[Description of the task]
Take the data that follows and retype it word for word.

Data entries
□ □ □ □ □

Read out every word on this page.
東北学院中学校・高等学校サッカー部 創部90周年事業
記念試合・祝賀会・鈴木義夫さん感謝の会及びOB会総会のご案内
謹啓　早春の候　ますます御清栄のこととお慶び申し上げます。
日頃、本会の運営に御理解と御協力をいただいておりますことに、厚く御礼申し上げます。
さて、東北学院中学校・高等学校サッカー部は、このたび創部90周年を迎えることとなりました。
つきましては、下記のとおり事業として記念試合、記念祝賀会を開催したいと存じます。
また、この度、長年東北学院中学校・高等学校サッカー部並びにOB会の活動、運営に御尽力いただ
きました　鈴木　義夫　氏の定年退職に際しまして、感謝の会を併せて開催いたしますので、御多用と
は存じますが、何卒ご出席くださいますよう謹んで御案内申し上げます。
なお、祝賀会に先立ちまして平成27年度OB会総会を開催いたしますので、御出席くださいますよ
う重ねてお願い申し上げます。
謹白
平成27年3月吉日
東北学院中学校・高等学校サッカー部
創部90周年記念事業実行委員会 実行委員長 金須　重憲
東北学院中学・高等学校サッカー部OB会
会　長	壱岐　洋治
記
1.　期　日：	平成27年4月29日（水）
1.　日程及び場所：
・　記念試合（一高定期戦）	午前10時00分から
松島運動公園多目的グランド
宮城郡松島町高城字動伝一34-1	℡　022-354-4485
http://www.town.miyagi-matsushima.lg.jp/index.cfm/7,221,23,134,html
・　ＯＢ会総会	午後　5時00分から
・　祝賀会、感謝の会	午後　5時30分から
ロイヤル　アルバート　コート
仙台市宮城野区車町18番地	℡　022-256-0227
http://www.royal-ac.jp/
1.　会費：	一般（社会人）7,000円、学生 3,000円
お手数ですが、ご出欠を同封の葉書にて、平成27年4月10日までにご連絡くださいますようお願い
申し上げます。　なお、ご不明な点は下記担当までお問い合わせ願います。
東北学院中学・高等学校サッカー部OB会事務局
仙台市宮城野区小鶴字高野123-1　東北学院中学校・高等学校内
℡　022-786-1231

□ □ □ □ □

[Solved exercise]
Read out every word on this page.
東北学院中学校・高等学校サッカー部 創部90周年事業
記念試合・祝賀会・鈴木義夫さん感謝の会及びOB会総会のご案内
謹啓　早春の候　ますます御清栄のこととお慶び申し上げます。
日頃、本会の運営に御理解と御協力をいただいておりますことに、厚く御礼申し上げます。
さて、東北学院中学校・高等学校サッカー部は、このたび創部90周年を迎えることとなりました。
つきましては、下記のとおり事業として記念試合、記念祝賀会を開催したいと存じます。
また、この度、長年東北学院中学校・高等学校サッカー部並びにOB会の活動、運営に御尽力いただ
きました　鈴木　義夫　氏の定年退職に際しまして、感謝の会を併せて開催いたしますので、御多用と
は存じますが、何卒ご出席くださいますよう謹んで御案内申し上げます。
なお、祝賀会に先立ちまして平成27年度OB会総会を開催いたしますので、御出席くださいますよ
う重ねてお願い申し上げます。
謹白
平成27年3月吉日
東北学院中学校・高等学校サッカー部
創部90周年記念事業実行委員会 実行委員長 金須　重憲
東北学院中学・高等学校サッカー部OB会
会　長	壱岐　洋治
記
1.　期　日：	平成27年4月29日（水）
1.　日程及び場所：
・　記念試合（一高定期戦）	午前10時00分から
松島運動公園多目的グランド
宮城郡松島町高城字動伝一34-1	℡　022-354-4485
http://www.town.miyagi-matsushima.lg.jp/index.cfm/7,221,23,134,html
・　ＯＢ会総会	午後　5時00分から
・　祝賀会、感謝の会	午後　5時30分から
ロイヤル　アルバート　コート
仙台市宮城野区車町18番地	℡　022-256-0227
http://www.royal-ac.jp/
1.　会費：	一般（社会人）7,000円、学生 3,000円
お手数ですが、ご出欠を同封の葉書にて、平成27年4月10日までにご連絡くださいますようお願い
申し上げます。　なお、ご不明な点は下記担当までお問い合わせ願います。
東北学院中学・高等学校サッカー部OB会事務局
仙台市宮城野区小鶴字高野123-1　東北学院中学校・高等学校内
℡　022-786-1231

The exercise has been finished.